(STATED PROBLEM) Please recast every line of the rows below as a Markdown table with two columns, "Line No." for the line number and "Content" for the line itself, skipping blank lines and leaving out the pictures.

(EXERCISE INPUT)

::::::::

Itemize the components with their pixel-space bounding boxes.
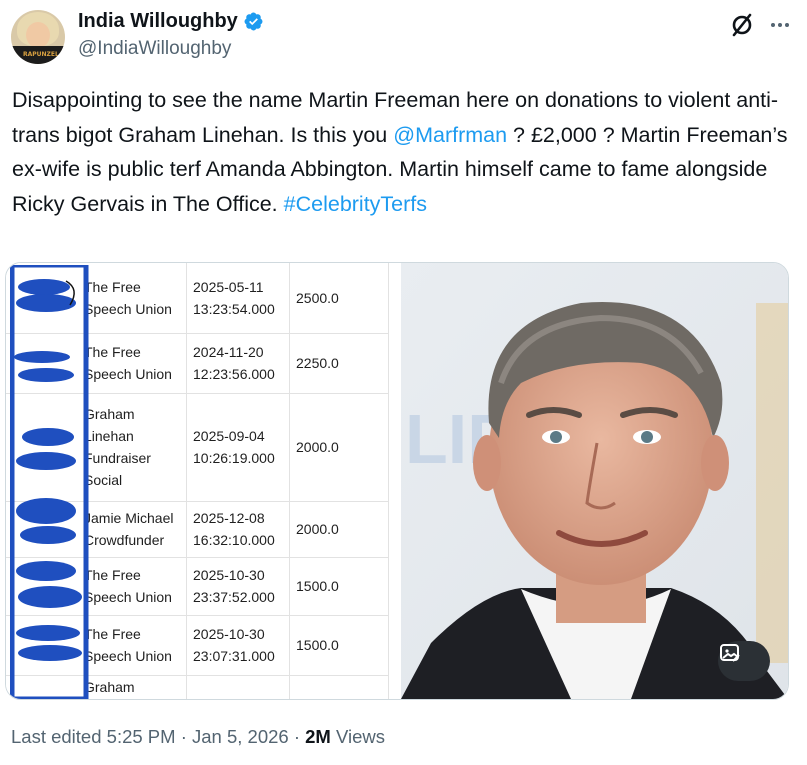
datetime-cell: 2025-12-08 16:32:10.000 [186,501,290,558]
donation-time: 10:26:19.000 [193,450,275,466]
recipient-line: Crowdfunder [84,532,165,548]
recipient-line: The Free [84,278,141,295]
recipient-cell: Jamie Michael Crowdfunder [78,501,187,558]
grok-icon[interactable] [729,12,755,38]
datetime-cell: 2024-11-20 12:23:56.000 [186,333,290,394]
recipient-cell: The Free Speech Union [78,263,187,334]
datetime-cell: 2025-10-30 23:37:52.000 [186,557,290,616]
author-name[interactable]: India Willoughby [78,10,238,33]
datetime-cell [186,675,290,699]
donations-screenshot[interactable]: The Free Speech Union 2025-05-11 13:23:54.0… [6,263,398,699]
amount-cell: 2000.0 [289,501,389,558]
recipient-line: Social [84,472,123,488]
author-handle[interactable]: @IndiaWilloughby [78,38,231,60]
recipient-line: Graham [84,679,135,695]
avatar[interactable]: RAPUNZEL [11,10,65,64]
donation-time: 12:23:56.000 [193,366,275,382]
recipient-line: Speech Union [84,648,172,664]
redaction-scribble [10,265,89,699]
recipient-line: Graham [84,406,135,422]
tweet-meta: Last edited 5:25 PM · Jan 5, 2026 · 2M V… [11,726,385,748]
mention-link[interactable]: @Marfrman [393,123,507,147]
hashtag-link[interactable]: #CelebrityTerfs [284,192,427,216]
amount-cell: 1500.0 [289,615,389,676]
donation-time: 23:07:31.000 [193,648,275,664]
tweet-text: Disappointing to see the name Martin Fre… [12,83,792,221]
edited-timestamp[interactable]: Last edited 5:25 PM · Jan 5, 2026 · [11,726,305,747]
datetime-cell: 2025-09-04 10:26:19.000 [186,393,290,502]
datetime-cell: 2025-10-30 23:07:31.000 [186,615,290,676]
amount-cell [289,675,389,699]
donation-date: 2025-09-04 [193,428,265,444]
amount-cell: 1500.0 [289,557,389,616]
recipient-cell: Graham [78,675,187,699]
donation-date: 2025-12-08 [193,510,265,526]
alt-text-button[interactable] [718,641,770,681]
more-icon[interactable] [769,14,791,36]
donation-time: 23:37:52.000 [193,589,275,605]
views-label: Views [330,726,385,747]
recipient-line: Fundraiser [84,450,151,466]
recipient-cell: The Free Speech Union [78,557,187,616]
views-count: 2M [305,726,331,747]
donation-date: 2025-10-30 [193,626,265,642]
recipient-line: The Free [84,626,141,642]
recipient-line: The Free [84,344,141,360]
donation-time: 13:23:54.000 [193,300,275,317]
top-actions [729,12,791,38]
recipient-cell: The Free Speech Union [78,615,187,676]
donation-time: 16:32:10.000 [193,532,275,548]
recipient-cell: Graham Linehan Fundraiser Social [78,393,187,502]
verified-badge-icon [244,12,263,31]
tweet-header: RAPUNZEL India Willoughby @IndiaWillough… [11,8,801,68]
recipient-line: Speech Union [84,300,172,317]
recipient-line: Speech Union [84,366,172,382]
recipient-line: The Free [84,567,141,583]
donation-date: 2024-11-20 [193,344,264,360]
recipient-line: Linehan [84,428,134,444]
donation-date: 2025-10-30 [193,567,265,583]
recipient-line: Speech Union [84,589,172,605]
amount-cell: 2250.0 [289,333,389,394]
amount-cell: 2500.0 [289,263,389,334]
portrait-illustration: LIP [401,263,788,699]
datetime-cell: 2025-05-11 13:23:54.000 [186,263,290,334]
recipient-cell: The Free Speech Union [78,333,187,394]
tweet-media[interactable]: The Free Speech Union 2025-05-11 13:23:54.0… [5,262,789,700]
donation-date: 2025-05-11 [193,278,264,295]
amount-cell: 2000.0 [289,393,389,502]
recipient-line: Jamie Michael [84,510,174,526]
alt-text-icon [720,644,740,662]
author-name-row: India Willoughby [78,10,264,33]
avatar-shirt-text: RAPUNZEL [23,51,59,58]
portrait-photo[interactable]: LIP [401,263,788,699]
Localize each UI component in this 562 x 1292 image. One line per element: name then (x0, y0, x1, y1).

::::::::

(EXERCISE RESULT)
| Line No. | Content |
|---|---|
| 1 | Itemize the components with their pixel-space bounding boxes. |
| 2 | datetime-cell: 2025-12-08 16:32:10.000 [186,501,290,558] |
| 3 | donation-time: 10:26:19.000 [193,450,275,466] |
| 4 | recipient-line: Crowdfunder [84,532,165,548] |
| 5 | recipient-line: The Free [84,278,141,295] |
| 6 | recipient-cell: Jamie Michael Crowdfunder [78,501,187,558] |
| 7 | grok-icon[interactable] [729,12,755,38] |
| 8 | datetime-cell: 2024-11-20 12:23:56.000 [186,333,290,394] |
| 9 | recipient-cell: The Free Speech Union [78,263,187,334] |
| 10 | datetime-cell: 2025-10-30 23:37:52.000 [186,557,290,616] |
| 11 | author-name[interactable]: India Willoughby [78,10,238,33] |
| 12 | datetime-cell [186,675,290,699] |
| 13 | donations-screenshot[interactable]: The Free Speech Union 2025-05-11 13:23:54.0… [6,263,398,699] |
| 14 | amount-cell: 2000.0 [289,501,389,558] |
| 15 | recipient-line: Social [84,472,123,488] |
| 16 | author-handle[interactable]: @IndiaWilloughby [78,38,231,60] |
| 17 | recipient-line: Graham [84,679,135,695] |
| 18 | avatar[interactable]: RAPUNZEL [11,10,65,64] |
| 19 | donation-time: 12:23:56.000 [193,366,275,382] |
| 20 | recipient-line: Speech Union [84,648,172,664] |
| 21 | redaction-scribble [10,265,89,699] |
| 22 | recipient-line: Graham [84,406,135,422] |
| 23 | tweet-meta: Last edited 5:25 PM · Jan 5, 2026 · 2M V… [11,726,385,748] |
| 24 | mention-link[interactable]: @Marfrman [393,123,507,147] |
| 25 | hashtag-link[interactable]: #CelebrityTerfs [284,192,427,216] |
| 26 | amount-cell: 1500.0 [289,615,389,676] |
| 27 | donation-time: 23:07:31.000 [193,648,275,664] |
| 28 | tweet-text: Disappointing to see the name Martin Fre… [12,83,792,221] |
| 29 | edited-timestamp[interactable]: Last edited 5:25 PM · Jan 5, 2026 · [11,726,305,747] |
| 30 | datetime-cell: 2025-09-04 10:26:19.000 [186,393,290,502] |
| 31 | datetime-cell: 2025-10-30 23:07:31.000 [186,615,290,676] |
| 32 | amount-cell [289,675,389,699] |
| 33 | donation-date: 2025-09-04 [193,428,265,444] |
| 34 | amount-cell: 1500.0 [289,557,389,616] |
| 35 | recipient-cell: Graham [78,675,187,699] |
| 36 | donation-date: 2025-12-08 [193,510,265,526] |
| 37 | alt-text-button[interactable] [718,641,770,681] |
| 38 | more-icon[interactable] [769,14,791,36] |
| 39 | donation-time: 23:37:52.000 [193,589,275,605] |
| 40 | views-label: Views [330,726,385,747] |
| 41 | recipient-line: Fundraiser [84,450,151,466] |
| 42 | recipient-cell: The Free Speech Union [78,557,187,616] |
| 43 | views-count: 2M [305,726,331,747] |
| 44 | donation-date: 2025-10-30 [193,626,265,642] |
| 45 | recipient-line: The Free [84,626,141,642] |
| 46 | recipient-line: The Free [84,344,141,360] |
| 47 | donation-time: 13:23:54.000 [193,300,275,317] |
| 48 | top-actions [729,12,791,38] |
| 49 | recipient-cell: The Free Speech Union [78,615,187,676] |
| 50 | donation-time: 16:32:10.000 [193,532,275,548] |
| 51 | recipient-cell: Graham Linehan Fundraiser Social [78,393,187,502] |
| 52 | verified-badge-icon [244,12,263,31] |
| 53 | tweet-header: RAPUNZEL India Willoughby @IndiaWillough… [11,8,801,68] |
| 54 | recipient-line: Speech Union [84,300,172,317] |
| 55 | recipient-line: Speech Union [84,366,172,382] |
| 56 | recipient-line: The Free [84,567,141,583] |
| 57 | donation-date: 2024-11-20 [193,344,264,360] |
| 58 | recipient-line: Linehan [84,428,134,444] |
| 59 | donation-date: 2025-10-30 [193,567,265,583] |
| 60 | recipient-line: Speech Union [84,589,172,605] |
| 61 | amount-cell: 2250.0 [289,333,389,394] |
| 62 | amount-cell: 2500.0 [289,263,389,334] |
| 63 | portrait-illustration: LIP [401,263,788,699] |
| 64 | datetime-cell: 2025-05-11 13:23:54.000 [186,263,290,334] |
| 65 | recipient-cell: The Free Speech Union [78,333,187,394] |
| 66 | tweet-media[interactable]: The Free Speech Union 2025-05-11 13:23:54.0… [5,262,789,700] |
| 67 | donation-date: 2025-05-11 [193,278,264,295] |
| 68 | amount-cell: 2000.0 [289,393,389,502] |
| 69 | recipient-line: Jamie Michael [84,510,174,526] |
| 70 | alt-text-icon [720,644,740,662] |
| 71 | author-name-row: India Willoughby [78,10,264,33] |
| 72 | avatar-shirt-text: RAPUNZEL [23,51,59,58] |
| 73 | portrait-photo[interactable]: LIP [401,263,788,699] |
| 74 | Localize each UI component in this 562 x 1292 image. One line per element: name then (x0, y0, x1, y1). |